[Exercise requirements] Repeat the whole listing below with nothing added or dropped.

[Provided material]
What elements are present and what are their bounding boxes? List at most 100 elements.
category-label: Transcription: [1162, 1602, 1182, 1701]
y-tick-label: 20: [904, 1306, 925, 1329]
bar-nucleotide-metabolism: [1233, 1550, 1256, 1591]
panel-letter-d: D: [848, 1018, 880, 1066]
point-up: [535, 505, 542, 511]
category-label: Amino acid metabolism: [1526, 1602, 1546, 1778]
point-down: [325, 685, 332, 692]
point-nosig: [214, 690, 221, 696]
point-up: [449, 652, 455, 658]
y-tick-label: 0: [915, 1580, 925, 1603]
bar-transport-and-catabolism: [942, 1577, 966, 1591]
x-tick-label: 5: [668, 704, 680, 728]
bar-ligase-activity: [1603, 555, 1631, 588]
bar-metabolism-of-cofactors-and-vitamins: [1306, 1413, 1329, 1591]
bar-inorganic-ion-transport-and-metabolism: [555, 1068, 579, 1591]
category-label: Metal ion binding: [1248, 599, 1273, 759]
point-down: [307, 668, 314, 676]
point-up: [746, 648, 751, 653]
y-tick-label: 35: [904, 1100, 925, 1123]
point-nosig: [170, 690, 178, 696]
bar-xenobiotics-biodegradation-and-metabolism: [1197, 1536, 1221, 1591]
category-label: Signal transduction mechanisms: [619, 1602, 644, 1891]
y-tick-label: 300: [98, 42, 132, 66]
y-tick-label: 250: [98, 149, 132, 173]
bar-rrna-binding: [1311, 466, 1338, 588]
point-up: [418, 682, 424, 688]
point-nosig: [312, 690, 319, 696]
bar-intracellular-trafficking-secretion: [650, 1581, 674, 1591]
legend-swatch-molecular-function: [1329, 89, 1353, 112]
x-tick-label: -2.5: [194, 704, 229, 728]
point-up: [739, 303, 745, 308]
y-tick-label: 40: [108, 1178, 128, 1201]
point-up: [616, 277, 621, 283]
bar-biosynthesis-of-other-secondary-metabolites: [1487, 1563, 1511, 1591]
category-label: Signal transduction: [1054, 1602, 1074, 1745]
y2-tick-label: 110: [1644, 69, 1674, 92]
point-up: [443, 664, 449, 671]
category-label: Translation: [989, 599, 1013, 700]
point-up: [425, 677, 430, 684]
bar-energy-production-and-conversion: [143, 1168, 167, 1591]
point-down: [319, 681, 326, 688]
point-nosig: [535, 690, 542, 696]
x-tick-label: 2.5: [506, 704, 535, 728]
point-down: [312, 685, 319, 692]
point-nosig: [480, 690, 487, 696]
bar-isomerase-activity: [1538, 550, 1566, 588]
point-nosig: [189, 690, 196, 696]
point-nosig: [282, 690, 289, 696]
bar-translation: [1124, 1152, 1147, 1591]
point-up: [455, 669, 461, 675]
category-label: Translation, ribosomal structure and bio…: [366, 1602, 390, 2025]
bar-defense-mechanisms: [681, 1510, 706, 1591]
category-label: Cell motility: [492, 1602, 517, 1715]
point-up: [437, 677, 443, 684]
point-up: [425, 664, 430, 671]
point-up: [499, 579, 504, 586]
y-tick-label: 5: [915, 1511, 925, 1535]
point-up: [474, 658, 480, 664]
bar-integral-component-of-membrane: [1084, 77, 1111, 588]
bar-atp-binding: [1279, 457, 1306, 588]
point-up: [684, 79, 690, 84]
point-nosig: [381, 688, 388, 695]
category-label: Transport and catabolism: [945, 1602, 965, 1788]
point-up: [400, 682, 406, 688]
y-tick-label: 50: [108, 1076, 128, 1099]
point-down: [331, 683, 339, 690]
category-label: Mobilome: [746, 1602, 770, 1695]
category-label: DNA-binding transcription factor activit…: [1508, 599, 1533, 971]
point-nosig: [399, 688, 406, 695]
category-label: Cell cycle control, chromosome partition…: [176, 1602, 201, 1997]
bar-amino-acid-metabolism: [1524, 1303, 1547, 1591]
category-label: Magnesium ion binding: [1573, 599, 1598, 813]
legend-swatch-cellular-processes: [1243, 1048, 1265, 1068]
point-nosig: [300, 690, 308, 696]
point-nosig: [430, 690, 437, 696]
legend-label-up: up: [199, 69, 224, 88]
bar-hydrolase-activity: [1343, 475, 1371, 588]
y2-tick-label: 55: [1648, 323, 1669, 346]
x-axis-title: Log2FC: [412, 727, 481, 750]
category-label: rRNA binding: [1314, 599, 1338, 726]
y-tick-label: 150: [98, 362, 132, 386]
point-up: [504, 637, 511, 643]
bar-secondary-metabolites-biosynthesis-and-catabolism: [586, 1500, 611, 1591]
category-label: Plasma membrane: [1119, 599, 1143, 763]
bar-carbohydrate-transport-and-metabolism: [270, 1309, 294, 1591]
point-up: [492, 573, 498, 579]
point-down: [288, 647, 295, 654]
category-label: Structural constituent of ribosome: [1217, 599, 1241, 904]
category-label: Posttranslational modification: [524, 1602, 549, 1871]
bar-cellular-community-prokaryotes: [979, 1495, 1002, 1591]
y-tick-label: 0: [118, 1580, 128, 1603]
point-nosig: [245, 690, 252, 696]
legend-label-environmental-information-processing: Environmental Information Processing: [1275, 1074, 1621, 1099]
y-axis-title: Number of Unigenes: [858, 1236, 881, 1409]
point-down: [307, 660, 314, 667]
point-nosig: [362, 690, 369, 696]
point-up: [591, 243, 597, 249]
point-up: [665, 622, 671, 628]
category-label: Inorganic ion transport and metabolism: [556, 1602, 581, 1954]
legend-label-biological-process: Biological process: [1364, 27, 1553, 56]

[Task answer]
What elements are present and what are their bounding boxes? List at most 100 elements.
category-label: Transcription: [1162, 1602, 1182, 1701]
y-tick-label: 20: [904, 1306, 925, 1329]
bar-nucleotide-metabolism: [1233, 1550, 1256, 1591]
panel-letter-d: D: [848, 1018, 880, 1066]
point-up: [535, 505, 542, 511]
category-label: Amino acid metabolism: [1526, 1602, 1546, 1778]
point-down: [325, 685, 332, 692]
point-nosig: [214, 690, 221, 696]
point-up: [449, 652, 455, 658]
y-tick-label: 0: [915, 1580, 925, 1603]
bar-transport-and-catabolism: [942, 1577, 966, 1591]
x-tick-label: 5: [668, 704, 680, 728]
bar-ligase-activity: [1603, 555, 1631, 588]
bar-metabolism-of-cofactors-and-vitamins: [1306, 1413, 1329, 1591]
bar-inorganic-ion-transport-and-metabolism: [555, 1068, 579, 1591]
category-label: Metal ion binding: [1248, 599, 1273, 759]
point-down: [307, 668, 314, 676]
point-up: [746, 648, 751, 653]
y-tick-label: 35: [904, 1100, 925, 1123]
point-nosig: [170, 690, 178, 696]
bar-xenobiotics-biodegradation-and-metabolism: [1197, 1536, 1221, 1591]
category-label: Signal transduction mechanisms: [619, 1602, 644, 1891]
y-tick-label: 300: [98, 42, 132, 66]
y-tick-label: 250: [98, 149, 132, 173]
bar-rrna-binding: [1311, 466, 1338, 588]
point-up: [418, 682, 424, 688]
point-nosig: [312, 690, 319, 696]
bar-intracellular-trafficking-secretion: [650, 1581, 674, 1591]
legend-swatch-molecular-function: [1329, 89, 1353, 112]
x-tick-label: -2.5: [194, 704, 229, 728]
point-up: [739, 303, 745, 308]
y-tick-label: 40: [108, 1178, 128, 1201]
point-up: [616, 277, 621, 283]
bar-biosynthesis-of-other-secondary-metabolites: [1487, 1563, 1511, 1591]
category-label: Signal transduction: [1054, 1602, 1074, 1745]
y2-tick-label: 110: [1644, 69, 1674, 92]
point-up: [443, 664, 449, 671]
category-label: Translation: [989, 599, 1013, 700]
point-up: [425, 677, 430, 684]
bar-energy-production-and-conversion: [143, 1168, 167, 1591]
point-down: [319, 681, 326, 688]
point-nosig: [535, 690, 542, 696]
x-tick-label: 2.5: [506, 704, 535, 728]
point-down: [312, 685, 319, 692]
point-nosig: [480, 690, 487, 696]
bar-isomerase-activity: [1538, 550, 1566, 588]
point-nosig: [189, 690, 196, 696]
point-nosig: [282, 690, 289, 696]
bar-translation: [1124, 1152, 1147, 1591]
point-up: [455, 669, 461, 675]
category-label: Translation, ribosomal structure and bio…: [366, 1602, 390, 2025]
bar-defense-mechanisms: [681, 1510, 706, 1591]
category-label: Cell motility: [492, 1602, 517, 1715]
point-up: [437, 677, 443, 684]
point-up: [425, 664, 430, 671]
point-up: [499, 579, 504, 586]
y-tick-label: 5: [915, 1511, 925, 1535]
point-up: [474, 658, 480, 664]
bar-integral-component-of-membrane: [1084, 77, 1111, 588]
bar-atp-binding: [1279, 457, 1306, 588]
point-up: [684, 79, 690, 84]
point-nosig: [381, 688, 388, 695]
category-label: Transport and catabolism: [945, 1602, 965, 1788]
point-up: [400, 682, 406, 688]
y-tick-label: 50: [108, 1076, 128, 1099]
point-down: [331, 683, 339, 690]
category-label: Mobilome: [746, 1602, 770, 1695]
category-label: DNA-binding transcription factor activit…: [1508, 599, 1533, 971]
point-nosig: [399, 688, 406, 695]
category-label: Cell cycle control, chromosome partition…: [176, 1602, 201, 1997]
bar-amino-acid-metabolism: [1524, 1303, 1547, 1591]
category-label: Magnesium ion binding: [1573, 599, 1598, 813]
legend-swatch-cellular-processes: [1243, 1048, 1265, 1068]
point-nosig: [300, 690, 308, 696]
point-nosig: [430, 690, 437, 696]
legend-label-up: up: [199, 69, 224, 88]
bar-hydrolase-activity: [1343, 475, 1371, 588]
y2-tick-label: 55: [1648, 323, 1669, 346]
x-axis-title: Log2FC: [412, 727, 481, 750]
category-label: rRNA binding: [1314, 599, 1338, 726]
y-tick-label: 150: [98, 362, 132, 386]
point-up: [504, 637, 511, 643]
bar-secondary-metabolites-biosynthesis-and-catabolism: [586, 1500, 611, 1591]
category-label: Plasma membrane: [1119, 599, 1143, 763]
bar-carbohydrate-transport-and-metabolism: [270, 1309, 294, 1591]
point-up: [492, 573, 498, 579]
point-down: [288, 647, 295, 654]
category-label: Structural constituent of ribosome: [1217, 599, 1241, 904]
category-label: Posttranslational modification: [524, 1602, 549, 1871]
bar-cellular-community-prokaryotes: [979, 1495, 1002, 1591]
y-tick-label: 0: [118, 1580, 128, 1603]
point-nosig: [245, 690, 252, 696]
legend-label-environmental-information-processing: Environmental Information Processing: [1275, 1074, 1621, 1099]
y-axis-title: Number of Unigenes: [858, 1236, 881, 1409]
point-down: [307, 660, 314, 667]
point-nosig: [362, 690, 369, 696]
point-up: [591, 243, 597, 249]
point-up: [665, 622, 671, 628]
category-label: Inorganic ion transport and metabolism: [556, 1602, 581, 1954]
legend-label-biological-process: Biological process: [1364, 27, 1553, 56]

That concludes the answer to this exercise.